Reproduce exactly the lines from the line containing "Extract all readable text from this page." through the end of the records below, including both ends, and nothing else.

Extracted records:
▼

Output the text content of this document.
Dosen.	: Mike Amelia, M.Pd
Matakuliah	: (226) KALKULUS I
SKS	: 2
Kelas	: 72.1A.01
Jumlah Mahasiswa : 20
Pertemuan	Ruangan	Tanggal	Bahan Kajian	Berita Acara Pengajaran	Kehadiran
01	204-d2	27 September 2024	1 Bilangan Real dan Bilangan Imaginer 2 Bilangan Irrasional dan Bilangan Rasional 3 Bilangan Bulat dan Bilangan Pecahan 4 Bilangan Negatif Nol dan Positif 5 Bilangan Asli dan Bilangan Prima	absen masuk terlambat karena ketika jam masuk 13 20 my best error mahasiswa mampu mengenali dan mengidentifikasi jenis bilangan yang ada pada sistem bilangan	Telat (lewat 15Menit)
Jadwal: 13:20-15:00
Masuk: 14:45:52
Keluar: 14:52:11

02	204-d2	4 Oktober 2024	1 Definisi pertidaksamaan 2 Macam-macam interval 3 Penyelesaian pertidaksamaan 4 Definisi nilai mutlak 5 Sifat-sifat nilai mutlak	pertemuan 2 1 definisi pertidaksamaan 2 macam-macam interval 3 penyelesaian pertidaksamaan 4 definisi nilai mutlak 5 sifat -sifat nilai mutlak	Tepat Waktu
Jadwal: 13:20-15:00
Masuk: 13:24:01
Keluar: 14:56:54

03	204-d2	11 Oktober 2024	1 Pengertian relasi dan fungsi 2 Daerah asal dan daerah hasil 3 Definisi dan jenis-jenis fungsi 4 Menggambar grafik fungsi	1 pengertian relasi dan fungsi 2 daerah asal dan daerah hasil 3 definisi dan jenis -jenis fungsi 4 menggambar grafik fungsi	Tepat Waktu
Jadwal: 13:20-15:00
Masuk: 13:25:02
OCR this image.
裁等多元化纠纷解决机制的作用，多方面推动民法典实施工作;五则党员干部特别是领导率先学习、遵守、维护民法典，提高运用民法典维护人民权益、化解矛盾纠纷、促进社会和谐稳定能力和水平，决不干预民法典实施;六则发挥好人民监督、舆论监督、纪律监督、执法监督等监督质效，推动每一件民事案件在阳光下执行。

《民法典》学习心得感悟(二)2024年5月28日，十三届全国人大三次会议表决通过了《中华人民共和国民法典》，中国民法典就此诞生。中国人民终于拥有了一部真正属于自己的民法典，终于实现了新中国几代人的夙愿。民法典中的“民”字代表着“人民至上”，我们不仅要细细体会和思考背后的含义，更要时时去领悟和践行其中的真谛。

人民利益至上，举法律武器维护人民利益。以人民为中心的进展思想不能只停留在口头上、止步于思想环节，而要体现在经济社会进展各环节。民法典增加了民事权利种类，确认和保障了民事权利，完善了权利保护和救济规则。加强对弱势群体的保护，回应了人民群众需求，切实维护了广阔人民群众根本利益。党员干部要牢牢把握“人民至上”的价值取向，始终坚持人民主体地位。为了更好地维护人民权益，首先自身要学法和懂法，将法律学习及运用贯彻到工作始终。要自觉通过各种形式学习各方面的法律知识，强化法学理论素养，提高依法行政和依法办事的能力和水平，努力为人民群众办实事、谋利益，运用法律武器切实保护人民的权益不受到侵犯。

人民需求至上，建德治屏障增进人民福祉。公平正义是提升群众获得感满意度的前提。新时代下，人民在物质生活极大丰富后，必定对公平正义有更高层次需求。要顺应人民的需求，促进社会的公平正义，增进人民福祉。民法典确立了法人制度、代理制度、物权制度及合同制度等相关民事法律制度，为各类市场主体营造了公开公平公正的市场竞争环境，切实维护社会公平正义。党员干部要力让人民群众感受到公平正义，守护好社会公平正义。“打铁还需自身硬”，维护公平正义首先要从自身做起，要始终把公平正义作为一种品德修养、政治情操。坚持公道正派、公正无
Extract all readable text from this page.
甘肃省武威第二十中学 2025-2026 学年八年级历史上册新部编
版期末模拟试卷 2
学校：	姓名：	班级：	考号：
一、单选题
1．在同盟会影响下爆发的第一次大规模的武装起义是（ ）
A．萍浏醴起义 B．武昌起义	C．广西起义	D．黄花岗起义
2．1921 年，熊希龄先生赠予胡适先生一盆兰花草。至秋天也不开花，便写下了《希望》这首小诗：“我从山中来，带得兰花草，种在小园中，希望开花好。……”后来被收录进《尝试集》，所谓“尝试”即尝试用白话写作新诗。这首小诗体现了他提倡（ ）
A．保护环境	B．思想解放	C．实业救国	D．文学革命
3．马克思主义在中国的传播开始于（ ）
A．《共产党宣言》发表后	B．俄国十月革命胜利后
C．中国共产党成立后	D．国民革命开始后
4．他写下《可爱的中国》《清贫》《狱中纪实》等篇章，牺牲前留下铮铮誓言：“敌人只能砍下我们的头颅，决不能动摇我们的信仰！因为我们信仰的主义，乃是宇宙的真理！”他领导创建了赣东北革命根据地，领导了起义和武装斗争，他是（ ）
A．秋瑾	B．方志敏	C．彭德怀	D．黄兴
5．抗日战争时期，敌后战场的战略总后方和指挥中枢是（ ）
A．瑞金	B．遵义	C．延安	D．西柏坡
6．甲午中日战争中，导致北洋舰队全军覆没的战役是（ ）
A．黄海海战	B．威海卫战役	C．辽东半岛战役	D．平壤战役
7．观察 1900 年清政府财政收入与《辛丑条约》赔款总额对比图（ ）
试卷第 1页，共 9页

▲

● SOLUTION TO THIS TASK:
Extract all readable text from this page.
甘肃省武威第二十中学 2025-2026 学年八年级历史上册新部编
版期末模拟试卷 2
学校：	姓名：	班级：	考号：
一、单选题
1．在同盟会影响下爆发的第一次大规模的武装起义是（ ）
A．萍浏醴起义 B．武昌起义	C．广西起义	D．黄花岗起义
2．1921 年，熊希龄先生赠予胡适先生一盆兰花草。至秋天也不开花，便写下了《希望》这首小诗：“我从山中来，带得兰花草，种在小园中，希望开花好。……”后来被收录进《尝试集》，所谓“尝试”即尝试用白话写作新诗。这首小诗体现了他提倡（ ）
A．保护环境	B．思想解放	C．实业救国	D．文学革命
3．马克思主义在中国的传播开始于（ ）
A．《共产党宣言》发表后	B．俄国十月革命胜利后
C．中国共产党成立后	D．国民革命开始后
4．他写下《可爱的中国》《清贫》《狱中纪实》等篇章，牺牲前留下铮铮誓言：“敌人只能砍下我们的头颅，决不能动摇我们的信仰！因为我们信仰的主义，乃是宇宙的真理！”他领导创建了赣东北革命根据地，领导了起义和武装斗争，他是（ ）
A．秋瑾	B．方志敏	C．彭德怀	D．黄兴
5．抗日战争时期，敌后战场的战略总后方和指挥中枢是（ ）
A．瑞金	B．遵义	C．延安	D．西柏坡
6．甲午中日战争中，导致北洋舰队全军覆没的战役是（ ）
A．黄海海战	B．威海卫战役	C．辽东半岛战役	D．平壤战役
7．观察 1900 年清政府财政收入与《辛丑条约》赔款总额对比图（ ）
试卷第 1页，共 9页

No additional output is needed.